Records excerpted from a collection:
•••••

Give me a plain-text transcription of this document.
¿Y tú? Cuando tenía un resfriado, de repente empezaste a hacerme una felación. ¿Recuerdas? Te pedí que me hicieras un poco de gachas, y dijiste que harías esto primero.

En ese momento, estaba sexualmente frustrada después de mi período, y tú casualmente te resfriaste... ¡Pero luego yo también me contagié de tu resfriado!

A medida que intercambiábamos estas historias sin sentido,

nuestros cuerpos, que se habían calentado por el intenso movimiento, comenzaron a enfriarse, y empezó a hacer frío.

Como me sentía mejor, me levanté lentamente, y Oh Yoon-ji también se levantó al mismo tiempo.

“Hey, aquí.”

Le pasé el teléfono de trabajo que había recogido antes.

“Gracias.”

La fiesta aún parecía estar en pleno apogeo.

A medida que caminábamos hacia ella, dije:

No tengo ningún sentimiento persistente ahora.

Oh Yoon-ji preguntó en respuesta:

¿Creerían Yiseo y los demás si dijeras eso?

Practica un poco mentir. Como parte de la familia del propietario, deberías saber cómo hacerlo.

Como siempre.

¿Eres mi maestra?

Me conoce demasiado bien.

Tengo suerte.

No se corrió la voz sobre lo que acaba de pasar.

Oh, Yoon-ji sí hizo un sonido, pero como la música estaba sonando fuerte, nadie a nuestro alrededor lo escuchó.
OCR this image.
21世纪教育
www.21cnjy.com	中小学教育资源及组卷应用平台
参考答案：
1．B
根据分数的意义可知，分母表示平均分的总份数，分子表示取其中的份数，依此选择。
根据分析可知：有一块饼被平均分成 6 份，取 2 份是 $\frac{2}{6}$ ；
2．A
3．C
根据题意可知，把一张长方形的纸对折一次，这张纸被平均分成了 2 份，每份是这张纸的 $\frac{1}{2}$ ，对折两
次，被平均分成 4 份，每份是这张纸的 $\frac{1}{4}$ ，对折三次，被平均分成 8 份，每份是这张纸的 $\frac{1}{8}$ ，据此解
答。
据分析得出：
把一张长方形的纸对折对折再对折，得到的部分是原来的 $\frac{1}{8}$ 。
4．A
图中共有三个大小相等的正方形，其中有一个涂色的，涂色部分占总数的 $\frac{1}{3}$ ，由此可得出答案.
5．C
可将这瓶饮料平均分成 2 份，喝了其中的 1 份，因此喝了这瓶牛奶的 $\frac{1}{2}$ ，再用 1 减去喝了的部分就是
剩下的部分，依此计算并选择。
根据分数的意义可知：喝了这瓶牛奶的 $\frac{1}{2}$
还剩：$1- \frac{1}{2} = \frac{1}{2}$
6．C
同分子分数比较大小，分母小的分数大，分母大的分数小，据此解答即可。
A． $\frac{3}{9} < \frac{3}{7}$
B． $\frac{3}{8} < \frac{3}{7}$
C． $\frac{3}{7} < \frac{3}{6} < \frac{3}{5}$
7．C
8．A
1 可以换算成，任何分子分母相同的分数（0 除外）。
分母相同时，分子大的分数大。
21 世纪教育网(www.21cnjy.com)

•••••

:: DIRECTIONS FOR THIS TASK ::
Retype every entry word for word.

:: WRITTEN ANSWER ::
Give me a plain-text transcription of this document.
¿Y tú? Cuando tenía un resfriado, de repente empezaste a hacerme una felación. ¿Recuerdas? Te pedí que me hicieras un poco de gachas, y dijiste que harías esto primero.

En ese momento, estaba sexualmente frustrada después de mi período, y tú casualmente te resfriaste... ¡Pero luego yo también me contagié de tu resfriado!

A medida que intercambiábamos estas historias sin sentido,

nuestros cuerpos, que se habían calentado por el intenso movimiento, comenzaron a enfriarse, y empezó a hacer frío.

Como me sentía mejor, me levanté lentamente, y Oh Yoon-ji también se levantó al mismo tiempo.

“Hey, aquí.”

Le pasé el teléfono de trabajo que había recogido antes.

“Gracias.”

La fiesta aún parecía estar en pleno apogeo.

A medida que caminábamos hacia ella, dije:

No tengo ningún sentimiento persistente ahora.

Oh Yoon-ji preguntó en respuesta:

¿Creerían Yiseo y los demás si dijeras eso?

Practica un poco mentir. Como parte de la familia del propietario, deberías saber cómo hacerlo.

Como siempre.

¿Eres mi maestra?

Me conoce demasiado bien.

Tengo suerte.

No se corrió la voz sobre lo que acaba de pasar.

Oh, Yoon-ji sí hizo un sonido, pero como la música estaba sonando fuerte, nadie a nuestro alrededor lo escuchó.
OCR this image.
21世纪教育
www.21cnjy.com	中小学教育资源及组卷应用平台
参考答案：
1．B
根据分数的意义可知，分母表示平均分的总份数，分子表示取其中的份数，依此选择。
根据分析可知：有一块饼被平均分成 6 份，取 2 份是 $\frac{2}{6}$ ；
2．A
3．C
根据题意可知，把一张长方形的纸对折一次，这张纸被平均分成了 2 份，每份是这张纸的 $\frac{1}{2}$ ，对折两
次，被平均分成 4 份，每份是这张纸的 $\frac{1}{4}$ ，对折三次，被平均分成 8 份，每份是这张纸的 $\frac{1}{8}$ ，据此解
答。
据分析得出：
把一张长方形的纸对折对折再对折，得到的部分是原来的 $\frac{1}{8}$ 。
4．A
图中共有三个大小相等的正方形，其中有一个涂色的，涂色部分占总数的 $\frac{1}{3}$ ，由此可得出答案.
5．C
可将这瓶饮料平均分成 2 份，喝了其中的 1 份，因此喝了这瓶牛奶的 $\frac{1}{2}$ ，再用 1 减去喝了的部分就是
剩下的部分，依此计算并选择。
根据分数的意义可知：喝了这瓶牛奶的 $\frac{1}{2}$
还剩：$1- \frac{1}{2} = \frac{1}{2}$
6．C
同分子分数比较大小，分母小的分数大，分母大的分数小，据此解答即可。
A． $\frac{3}{9} < \frac{3}{7}$
B． $\frac{3}{8} < \frac{3}{7}$
C． $\frac{3}{7} < \frac{3}{6} < \frac{3}{5}$
7．C
8．A
1 可以换算成，任何分子分母相同的分数（0 除外）。
分母相同时，分子大的分数大。
21 世纪教育网(www.21cnjy.com)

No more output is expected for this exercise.